Dataset entries:

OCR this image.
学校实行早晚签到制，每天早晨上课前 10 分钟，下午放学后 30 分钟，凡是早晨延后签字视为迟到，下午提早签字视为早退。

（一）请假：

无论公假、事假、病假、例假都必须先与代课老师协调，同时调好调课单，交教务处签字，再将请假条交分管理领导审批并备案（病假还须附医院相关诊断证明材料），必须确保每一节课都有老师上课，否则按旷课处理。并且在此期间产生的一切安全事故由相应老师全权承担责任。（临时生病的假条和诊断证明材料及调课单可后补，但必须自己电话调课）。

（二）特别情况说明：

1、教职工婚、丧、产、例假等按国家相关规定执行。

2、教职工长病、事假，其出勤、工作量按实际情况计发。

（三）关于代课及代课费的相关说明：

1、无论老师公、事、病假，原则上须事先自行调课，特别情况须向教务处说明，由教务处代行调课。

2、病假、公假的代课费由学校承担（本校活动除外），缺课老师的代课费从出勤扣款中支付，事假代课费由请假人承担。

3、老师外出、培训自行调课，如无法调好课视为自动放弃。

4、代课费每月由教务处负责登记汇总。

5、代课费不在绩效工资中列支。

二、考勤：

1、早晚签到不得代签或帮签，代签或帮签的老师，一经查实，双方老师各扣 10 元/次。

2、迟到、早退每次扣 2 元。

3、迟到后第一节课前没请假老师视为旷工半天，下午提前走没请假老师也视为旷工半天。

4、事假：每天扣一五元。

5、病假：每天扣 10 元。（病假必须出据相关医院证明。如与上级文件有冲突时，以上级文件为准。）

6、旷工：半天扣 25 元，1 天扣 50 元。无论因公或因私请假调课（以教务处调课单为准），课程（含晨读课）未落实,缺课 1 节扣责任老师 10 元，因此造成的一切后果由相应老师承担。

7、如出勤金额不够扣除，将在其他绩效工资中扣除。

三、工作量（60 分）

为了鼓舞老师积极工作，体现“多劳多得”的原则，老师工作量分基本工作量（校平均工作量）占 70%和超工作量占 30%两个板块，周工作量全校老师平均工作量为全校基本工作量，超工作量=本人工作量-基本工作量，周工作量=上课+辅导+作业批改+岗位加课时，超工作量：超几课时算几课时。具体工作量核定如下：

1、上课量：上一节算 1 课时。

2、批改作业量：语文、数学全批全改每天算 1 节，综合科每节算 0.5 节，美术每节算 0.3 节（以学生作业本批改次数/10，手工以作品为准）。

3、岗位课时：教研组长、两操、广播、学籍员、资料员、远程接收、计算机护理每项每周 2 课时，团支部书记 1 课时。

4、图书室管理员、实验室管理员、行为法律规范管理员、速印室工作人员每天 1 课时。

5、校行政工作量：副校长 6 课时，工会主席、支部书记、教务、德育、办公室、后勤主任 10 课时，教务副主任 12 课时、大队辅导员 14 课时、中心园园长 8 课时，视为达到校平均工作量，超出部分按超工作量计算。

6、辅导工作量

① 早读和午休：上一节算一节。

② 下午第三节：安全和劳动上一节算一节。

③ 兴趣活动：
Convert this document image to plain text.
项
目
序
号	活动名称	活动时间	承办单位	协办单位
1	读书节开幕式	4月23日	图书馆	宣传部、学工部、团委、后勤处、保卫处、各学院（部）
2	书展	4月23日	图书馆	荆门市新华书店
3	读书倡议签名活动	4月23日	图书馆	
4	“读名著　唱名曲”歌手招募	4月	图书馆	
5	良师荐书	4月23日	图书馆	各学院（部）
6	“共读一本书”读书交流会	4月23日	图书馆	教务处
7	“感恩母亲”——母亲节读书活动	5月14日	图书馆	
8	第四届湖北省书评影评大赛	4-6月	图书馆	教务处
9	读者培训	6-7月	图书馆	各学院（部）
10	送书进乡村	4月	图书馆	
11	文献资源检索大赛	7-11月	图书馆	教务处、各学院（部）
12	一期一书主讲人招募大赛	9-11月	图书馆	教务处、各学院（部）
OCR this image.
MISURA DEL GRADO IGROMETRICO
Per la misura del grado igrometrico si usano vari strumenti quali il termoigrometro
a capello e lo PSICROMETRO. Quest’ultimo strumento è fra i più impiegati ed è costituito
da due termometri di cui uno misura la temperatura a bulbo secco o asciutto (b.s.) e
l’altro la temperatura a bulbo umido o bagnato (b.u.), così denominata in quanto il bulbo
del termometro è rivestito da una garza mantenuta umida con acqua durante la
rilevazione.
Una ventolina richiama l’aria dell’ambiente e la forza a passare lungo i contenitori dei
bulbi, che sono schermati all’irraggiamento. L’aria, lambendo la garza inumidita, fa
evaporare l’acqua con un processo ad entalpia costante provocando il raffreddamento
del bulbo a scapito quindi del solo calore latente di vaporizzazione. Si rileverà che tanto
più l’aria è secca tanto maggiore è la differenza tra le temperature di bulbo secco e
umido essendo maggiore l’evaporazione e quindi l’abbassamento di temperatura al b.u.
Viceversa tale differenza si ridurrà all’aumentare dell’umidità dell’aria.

_WHAT THIS TASK INVOLVES_: All of the entries above should be written out again exactly.

_THE REPLY_:
OCR this image.
学校实行早晚签到制，每天早晨上课前 10 分钟，下午放学后 30 分钟，凡是早晨延后签字视为迟到，下午提早签字视为早退。

（一）请假：

无论公假、事假、病假、例假都必须先与代课老师协调，同时调好调课单，交教务处签字，再将请假条交分管理领导审批并备案（病假还须附医院相关诊断证明材料），必须确保每一节课都有老师上课，否则按旷课处理。并且在此期间产生的一切安全事故由相应老师全权承担责任。（临时生病的假条和诊断证明材料及调课单可后补，但必须自己电话调课）。

（二）特别情况说明：

1、教职工婚、丧、产、例假等按国家相关规定执行。

2、教职工长病、事假，其出勤、工作量按实际情况计发。

（三）关于代课及代课费的相关说明：

1、无论老师公、事、病假，原则上须事先自行调课，特别情况须向教务处说明，由教务处代行调课。

2、病假、公假的代课费由学校承担（本校活动除外），缺课老师的代课费从出勤扣款中支付，事假代课费由请假人承担。

3、老师外出、培训自行调课，如无法调好课视为自动放弃。

4、代课费每月由教务处负责登记汇总。

5、代课费不在绩效工资中列支。

二、考勤：

1、早晚签到不得代签或帮签，代签或帮签的老师，一经查实，双方老师各扣 10 元/次。

2、迟到、早退每次扣 2 元。

3、迟到后第一节课前没请假老师视为旷工半天，下午提前走没请假老师也视为旷工半天。

4、事假：每天扣一五元。

5、病假：每天扣 10 元。（病假必须出据相关医院证明。如与上级文件有冲突时，以上级文件为准。）

6、旷工：半天扣 25 元，1 天扣 50 元。无论因公或因私请假调课（以教务处调课单为准），课程（含晨读课）未落实,缺课 1 节扣责任老师 10 元，因此造成的一切后果由相应老师承担。

7、如出勤金额不够扣除，将在其他绩效工资中扣除。

三、工作量（60 分）

为了鼓舞老师积极工作，体现“多劳多得”的原则，老师工作量分基本工作量（校平均工作量）占 70%和超工作量占 30%两个板块，周工作量全校老师平均工作量为全校基本工作量，超工作量=本人工作量-基本工作量，周工作量=上课+辅导+作业批改+岗位加课时，超工作量：超几课时算几课时。具体工作量核定如下：

1、上课量：上一节算 1 课时。

2、批改作业量：语文、数学全批全改每天算 1 节，综合科每节算 0.5 节，美术每节算 0.3 节（以学生作业本批改次数/10，手工以作品为准）。

3、岗位课时：教研组长、两操、广播、学籍员、资料员、远程接收、计算机护理每项每周 2 课时，团支部书记 1 课时。

4、图书室管理员、实验室管理员、行为法律规范管理员、速印室工作人员每天 1 课时。

5、校行政工作量：副校长 6 课时，工会主席、支部书记、教务、德育、办公室、后勤主任 10 课时，教务副主任 12 课时、大队辅导员 14 课时、中心园园长 8 课时，视为达到校平均工作量，超出部分按超工作量计算。

6、辅导工作量

① 早读和午休：上一节算一节。

② 下午第三节：安全和劳动上一节算一节。

③ 兴趣活动：
Convert this document image to plain text.
项
目
序
号	活动名称	活动时间	承办单位	协办单位
1	读书节开幕式	4月23日	图书馆	宣传部、学工部、团委、后勤处、保卫处、各学院（部）
2	书展	4月23日	图书馆	荆门市新华书店
3	读书倡议签名活动	4月23日	图书馆	
4	“读名著　唱名曲”歌手招募	4月	图书馆	
5	良师荐书	4月23日	图书馆	各学院（部）
6	“共读一本书”读书交流会	4月23日	图书馆	教务处
7	“感恩母亲”——母亲节读书活动	5月14日	图书馆	
8	第四届湖北省书评影评大赛	4-6月	图书馆	教务处
9	读者培训	6-7月	图书馆	各学院（部）
10	送书进乡村	4月	图书馆	
11	文献资源检索大赛	7-11月	图书馆	教务处、各学院（部）
12	一期一书主讲人招募大赛	9-11月	图书馆	教务处、各学院（部）
OCR this image.
MISURA DEL GRADO IGROMETRICO
Per la misura del grado igrometrico si usano vari strumenti quali il termoigrometro
a capello e lo PSICROMETRO. Quest’ultimo strumento è fra i più impiegati ed è costituito
da due termometri di cui uno misura la temperatura a bulbo secco o asciutto (b.s.) e
l’altro la temperatura a bulbo umido o bagnato (b.u.), così denominata in quanto il bulbo
del termometro è rivestito da una garza mantenuta umida con acqua durante la
rilevazione.
Una ventolina richiama l’aria dell’ambiente e la forza a passare lungo i contenitori dei
bulbi, che sono schermati all’irraggiamento. L’aria, lambendo la garza inumidita, fa
evaporare l’acqua con un processo ad entalpia costante provocando il raffreddamento
del bulbo a scapito quindi del solo calore latente di vaporizzazione. Si rileverà che tanto
più l’aria è secca tanto maggiore è la differenza tra le temperature di bulbo secco e
umido essendo maggiore l’evaporazione e quindi l’abbassamento di temperatura al b.u.
Viceversa tale differenza si ridurrà all’aumentare dell’umidità dell’aria.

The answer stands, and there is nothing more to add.